Read the records and write them out again exactly.

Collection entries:
------------------------------------------------

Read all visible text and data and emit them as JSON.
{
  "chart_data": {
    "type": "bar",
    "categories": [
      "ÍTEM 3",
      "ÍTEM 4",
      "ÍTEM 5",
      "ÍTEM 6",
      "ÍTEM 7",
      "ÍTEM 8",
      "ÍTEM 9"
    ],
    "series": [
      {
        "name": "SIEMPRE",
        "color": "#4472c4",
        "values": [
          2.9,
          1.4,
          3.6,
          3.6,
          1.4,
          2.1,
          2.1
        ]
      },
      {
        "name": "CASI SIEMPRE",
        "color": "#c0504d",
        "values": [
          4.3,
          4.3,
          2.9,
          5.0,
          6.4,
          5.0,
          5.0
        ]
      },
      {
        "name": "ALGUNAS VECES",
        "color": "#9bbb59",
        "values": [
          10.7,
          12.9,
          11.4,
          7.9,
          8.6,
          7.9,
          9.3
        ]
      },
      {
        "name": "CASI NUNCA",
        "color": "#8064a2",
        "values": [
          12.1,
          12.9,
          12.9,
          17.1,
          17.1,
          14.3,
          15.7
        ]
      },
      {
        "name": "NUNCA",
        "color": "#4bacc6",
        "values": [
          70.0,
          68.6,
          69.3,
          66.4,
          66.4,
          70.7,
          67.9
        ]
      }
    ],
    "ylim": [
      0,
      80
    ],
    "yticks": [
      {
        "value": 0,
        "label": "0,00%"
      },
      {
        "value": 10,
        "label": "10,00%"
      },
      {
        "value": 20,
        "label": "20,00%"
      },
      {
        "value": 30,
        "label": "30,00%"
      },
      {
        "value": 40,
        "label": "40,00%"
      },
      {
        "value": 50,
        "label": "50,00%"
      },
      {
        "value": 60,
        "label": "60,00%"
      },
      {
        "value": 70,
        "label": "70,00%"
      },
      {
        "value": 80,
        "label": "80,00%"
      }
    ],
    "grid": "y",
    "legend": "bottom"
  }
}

------------------------------------------------

Exercise result:
Read all visible text and data and emit them as JSON.
{
  "chart_data": {
    "type": "bar",
    "categories": [
      "ÍTEM 3",
      "ÍTEM 4",
      "ÍTEM 5",
      "ÍTEM 6",
      "ÍTEM 7",
      "ÍTEM 8",
      "ÍTEM 9"
    ],
    "series": [
      {
        "name": "SIEMPRE",
        "color": "#4472c4",
        "values": [
          2.9,
          1.4,
          3.6,
          3.6,
          1.4,
          2.1,
          2.1
        ]
      },
      {
        "name": "CASI SIEMPRE",
        "color": "#c0504d",
        "values": [
          4.3,
          4.3,
          2.9,
          5.0,
          6.4,
          5.0,
          5.0
        ]
      },
      {
        "name": "ALGUNAS VECES",
        "color": "#9bbb59",
        "values": [
          10.7,
          12.9,
          11.4,
          7.9,
          8.6,
          7.9,
          9.3
        ]
      },
      {
        "name": "CASI NUNCA",
        "color": "#8064a2",
        "values": [
          12.1,
          12.9,
          12.9,
          17.1,
          17.1,
          14.3,
          15.7
        ]
      },
      {
        "name": "NUNCA",
        "color": "#4bacc6",
        "values": [
          70.0,
          68.6,
          69.3,
          66.4,
          66.4,
          70.7,
          67.9
        ]
      }
    ],
    "ylim": [
      0,
      80
    ],
    "yticks": [
      {
        "value": 0,
        "label": "0,00%"
      },
      {
        "value": 10,
        "label": "10,00%"
      },
      {
        "value": 20,
        "label": "20,00%"
      },
      {
        "value": 30,
        "label": "30,00%"
      },
      {
        "value": 40,
        "label": "40,00%"
      },
      {
        "value": 50,
        "label": "50,00%"
      },
      {
        "value": 60,
        "label": "60,00%"
      },
      {
        "value": 70,
        "label": "70,00%"
      },
      {
        "value": 80,
        "label": "80,00%"
      }
    ],
    "grid": "y",
    "legend": "bottom"
  }
}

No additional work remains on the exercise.